### Written problem
From the entries below, pull out each line where "bonds" appears.

* Start Stored rows *

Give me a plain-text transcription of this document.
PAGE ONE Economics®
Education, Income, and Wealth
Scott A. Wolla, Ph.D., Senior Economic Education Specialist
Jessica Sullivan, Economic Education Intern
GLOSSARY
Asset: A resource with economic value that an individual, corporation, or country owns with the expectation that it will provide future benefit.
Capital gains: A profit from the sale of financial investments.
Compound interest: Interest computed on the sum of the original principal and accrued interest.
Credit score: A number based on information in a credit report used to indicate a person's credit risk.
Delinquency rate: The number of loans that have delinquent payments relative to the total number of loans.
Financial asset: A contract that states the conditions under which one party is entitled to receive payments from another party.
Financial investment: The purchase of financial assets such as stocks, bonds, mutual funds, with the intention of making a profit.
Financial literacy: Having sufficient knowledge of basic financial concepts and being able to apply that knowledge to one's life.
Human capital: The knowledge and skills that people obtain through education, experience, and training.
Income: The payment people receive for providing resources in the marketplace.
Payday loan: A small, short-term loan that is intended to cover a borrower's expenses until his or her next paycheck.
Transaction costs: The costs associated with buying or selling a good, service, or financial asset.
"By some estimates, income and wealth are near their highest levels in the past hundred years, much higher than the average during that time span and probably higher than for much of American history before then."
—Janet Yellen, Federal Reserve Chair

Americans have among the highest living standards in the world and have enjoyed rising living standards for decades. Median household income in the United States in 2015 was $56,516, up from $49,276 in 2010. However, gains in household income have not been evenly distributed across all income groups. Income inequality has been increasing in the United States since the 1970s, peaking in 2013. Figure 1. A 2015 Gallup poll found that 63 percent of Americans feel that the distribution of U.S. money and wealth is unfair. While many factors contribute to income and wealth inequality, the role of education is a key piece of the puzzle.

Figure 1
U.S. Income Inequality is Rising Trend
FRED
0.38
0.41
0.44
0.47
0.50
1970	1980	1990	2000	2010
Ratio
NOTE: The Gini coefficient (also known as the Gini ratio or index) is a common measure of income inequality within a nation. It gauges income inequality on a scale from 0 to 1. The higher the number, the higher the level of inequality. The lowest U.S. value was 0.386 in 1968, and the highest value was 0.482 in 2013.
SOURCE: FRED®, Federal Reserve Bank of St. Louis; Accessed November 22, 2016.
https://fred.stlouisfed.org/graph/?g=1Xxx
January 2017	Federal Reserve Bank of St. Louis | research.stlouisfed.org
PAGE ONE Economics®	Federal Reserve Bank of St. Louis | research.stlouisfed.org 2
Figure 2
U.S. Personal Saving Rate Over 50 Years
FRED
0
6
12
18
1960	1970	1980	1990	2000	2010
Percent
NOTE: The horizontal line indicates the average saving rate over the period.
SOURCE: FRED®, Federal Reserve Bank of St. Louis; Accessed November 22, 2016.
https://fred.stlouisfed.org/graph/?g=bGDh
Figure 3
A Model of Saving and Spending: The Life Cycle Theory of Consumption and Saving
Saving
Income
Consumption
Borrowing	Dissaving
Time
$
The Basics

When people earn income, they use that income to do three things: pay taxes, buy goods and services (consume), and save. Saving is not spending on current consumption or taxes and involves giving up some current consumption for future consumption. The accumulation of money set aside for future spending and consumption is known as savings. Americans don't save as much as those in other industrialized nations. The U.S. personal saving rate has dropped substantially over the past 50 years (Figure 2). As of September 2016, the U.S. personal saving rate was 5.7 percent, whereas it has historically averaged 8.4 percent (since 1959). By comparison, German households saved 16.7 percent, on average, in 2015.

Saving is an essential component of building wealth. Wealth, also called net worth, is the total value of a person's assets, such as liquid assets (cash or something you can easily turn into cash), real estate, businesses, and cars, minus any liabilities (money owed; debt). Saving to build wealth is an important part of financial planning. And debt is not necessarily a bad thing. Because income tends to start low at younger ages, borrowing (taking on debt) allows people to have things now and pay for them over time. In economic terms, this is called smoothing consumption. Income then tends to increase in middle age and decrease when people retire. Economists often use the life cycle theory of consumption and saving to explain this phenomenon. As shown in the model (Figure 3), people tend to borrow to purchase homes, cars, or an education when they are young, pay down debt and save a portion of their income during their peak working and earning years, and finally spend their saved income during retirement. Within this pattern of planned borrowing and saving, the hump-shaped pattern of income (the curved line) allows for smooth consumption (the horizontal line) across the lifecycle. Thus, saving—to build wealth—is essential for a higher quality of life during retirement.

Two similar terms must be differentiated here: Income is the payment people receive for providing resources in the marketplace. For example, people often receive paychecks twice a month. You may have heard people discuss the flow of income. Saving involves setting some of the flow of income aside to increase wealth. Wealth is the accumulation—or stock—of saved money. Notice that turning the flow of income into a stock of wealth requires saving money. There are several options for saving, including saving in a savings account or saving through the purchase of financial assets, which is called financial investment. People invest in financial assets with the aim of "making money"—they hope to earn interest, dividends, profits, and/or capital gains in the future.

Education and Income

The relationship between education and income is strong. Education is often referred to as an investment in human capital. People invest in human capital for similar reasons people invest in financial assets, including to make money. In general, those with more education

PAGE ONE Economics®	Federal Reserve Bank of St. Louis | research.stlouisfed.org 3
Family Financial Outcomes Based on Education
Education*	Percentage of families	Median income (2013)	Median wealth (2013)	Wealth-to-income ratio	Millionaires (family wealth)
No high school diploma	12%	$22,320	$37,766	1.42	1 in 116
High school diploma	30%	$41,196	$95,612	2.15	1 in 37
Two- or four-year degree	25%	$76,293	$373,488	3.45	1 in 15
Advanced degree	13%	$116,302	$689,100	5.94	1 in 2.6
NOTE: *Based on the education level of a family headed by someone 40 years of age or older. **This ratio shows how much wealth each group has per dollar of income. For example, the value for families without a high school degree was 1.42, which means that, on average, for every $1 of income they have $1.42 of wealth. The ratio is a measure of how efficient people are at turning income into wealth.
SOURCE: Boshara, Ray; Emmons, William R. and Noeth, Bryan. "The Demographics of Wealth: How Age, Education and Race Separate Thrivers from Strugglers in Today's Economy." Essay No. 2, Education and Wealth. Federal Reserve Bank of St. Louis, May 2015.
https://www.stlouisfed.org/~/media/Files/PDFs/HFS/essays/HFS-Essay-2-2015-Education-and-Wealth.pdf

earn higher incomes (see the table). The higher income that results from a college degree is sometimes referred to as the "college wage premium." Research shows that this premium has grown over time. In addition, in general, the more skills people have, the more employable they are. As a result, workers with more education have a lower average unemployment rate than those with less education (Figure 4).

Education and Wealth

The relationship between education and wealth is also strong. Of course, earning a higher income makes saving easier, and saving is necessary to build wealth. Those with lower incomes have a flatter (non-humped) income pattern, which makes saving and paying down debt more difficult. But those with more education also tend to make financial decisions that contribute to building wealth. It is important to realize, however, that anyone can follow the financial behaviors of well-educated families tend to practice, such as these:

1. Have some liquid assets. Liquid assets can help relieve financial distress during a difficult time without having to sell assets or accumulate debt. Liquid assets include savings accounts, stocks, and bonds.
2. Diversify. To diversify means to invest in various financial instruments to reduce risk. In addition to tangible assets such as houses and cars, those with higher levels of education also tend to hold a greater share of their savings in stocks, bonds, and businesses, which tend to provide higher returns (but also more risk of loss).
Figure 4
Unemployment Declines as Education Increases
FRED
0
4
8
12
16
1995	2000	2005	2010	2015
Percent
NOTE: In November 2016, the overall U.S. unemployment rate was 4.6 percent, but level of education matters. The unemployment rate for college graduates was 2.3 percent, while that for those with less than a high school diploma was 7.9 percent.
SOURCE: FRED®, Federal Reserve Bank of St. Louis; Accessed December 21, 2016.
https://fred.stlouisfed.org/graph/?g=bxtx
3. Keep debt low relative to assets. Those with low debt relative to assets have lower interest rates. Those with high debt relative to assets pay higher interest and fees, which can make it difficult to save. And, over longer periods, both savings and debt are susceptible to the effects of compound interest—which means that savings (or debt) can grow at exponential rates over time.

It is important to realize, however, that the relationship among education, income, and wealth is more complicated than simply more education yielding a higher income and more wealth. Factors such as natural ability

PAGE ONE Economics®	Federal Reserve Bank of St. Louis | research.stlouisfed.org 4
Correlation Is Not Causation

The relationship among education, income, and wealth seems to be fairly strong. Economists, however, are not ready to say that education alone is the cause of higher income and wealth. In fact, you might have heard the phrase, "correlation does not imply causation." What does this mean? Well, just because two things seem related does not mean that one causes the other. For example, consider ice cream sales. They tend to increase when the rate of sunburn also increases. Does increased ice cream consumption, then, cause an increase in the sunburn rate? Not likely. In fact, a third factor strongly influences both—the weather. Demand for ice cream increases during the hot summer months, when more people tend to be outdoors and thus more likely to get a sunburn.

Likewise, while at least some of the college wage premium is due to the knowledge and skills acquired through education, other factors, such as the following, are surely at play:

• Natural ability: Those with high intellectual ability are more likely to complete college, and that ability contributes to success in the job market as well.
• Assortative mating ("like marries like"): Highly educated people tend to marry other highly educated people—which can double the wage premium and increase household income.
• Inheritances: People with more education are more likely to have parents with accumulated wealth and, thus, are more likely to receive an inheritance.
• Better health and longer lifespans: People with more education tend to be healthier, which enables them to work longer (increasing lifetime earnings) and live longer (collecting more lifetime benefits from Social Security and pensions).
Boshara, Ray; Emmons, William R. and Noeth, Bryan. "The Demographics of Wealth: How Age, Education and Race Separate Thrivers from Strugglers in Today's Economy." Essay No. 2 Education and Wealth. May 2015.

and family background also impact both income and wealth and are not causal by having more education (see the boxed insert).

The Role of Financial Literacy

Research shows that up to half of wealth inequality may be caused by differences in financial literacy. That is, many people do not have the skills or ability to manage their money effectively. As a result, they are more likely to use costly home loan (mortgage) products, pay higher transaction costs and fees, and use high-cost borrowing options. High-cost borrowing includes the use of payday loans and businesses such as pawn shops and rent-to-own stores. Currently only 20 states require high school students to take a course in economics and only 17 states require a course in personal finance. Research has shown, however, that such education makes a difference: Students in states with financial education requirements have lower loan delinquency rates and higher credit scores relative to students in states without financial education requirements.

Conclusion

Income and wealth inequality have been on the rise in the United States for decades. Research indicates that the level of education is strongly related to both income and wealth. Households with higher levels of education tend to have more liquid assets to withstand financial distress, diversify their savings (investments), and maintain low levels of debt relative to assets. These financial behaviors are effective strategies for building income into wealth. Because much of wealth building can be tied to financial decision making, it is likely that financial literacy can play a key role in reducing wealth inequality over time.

* End Stored rows *

### Expected answer
Financial investment: The purchase of financial assets such as stocks, bonds, mutual funds, with the intention of making a profit.
1. Have some liquid assets. Liquid assets can help relieve financial distress during a difficult time without having to sell assets or accumulate debt. Liquid assets include savings accounts, stocks, and bonds.
2. Diversify. To diversify means to invest in various financial instruments to reduce risk. In addition to tangible assets such as houses and cars, those with higher levels of education also tend to hold a greater share of their savings in stocks, bonds, and businesses, which tend to provide higher returns (but also more risk of loss).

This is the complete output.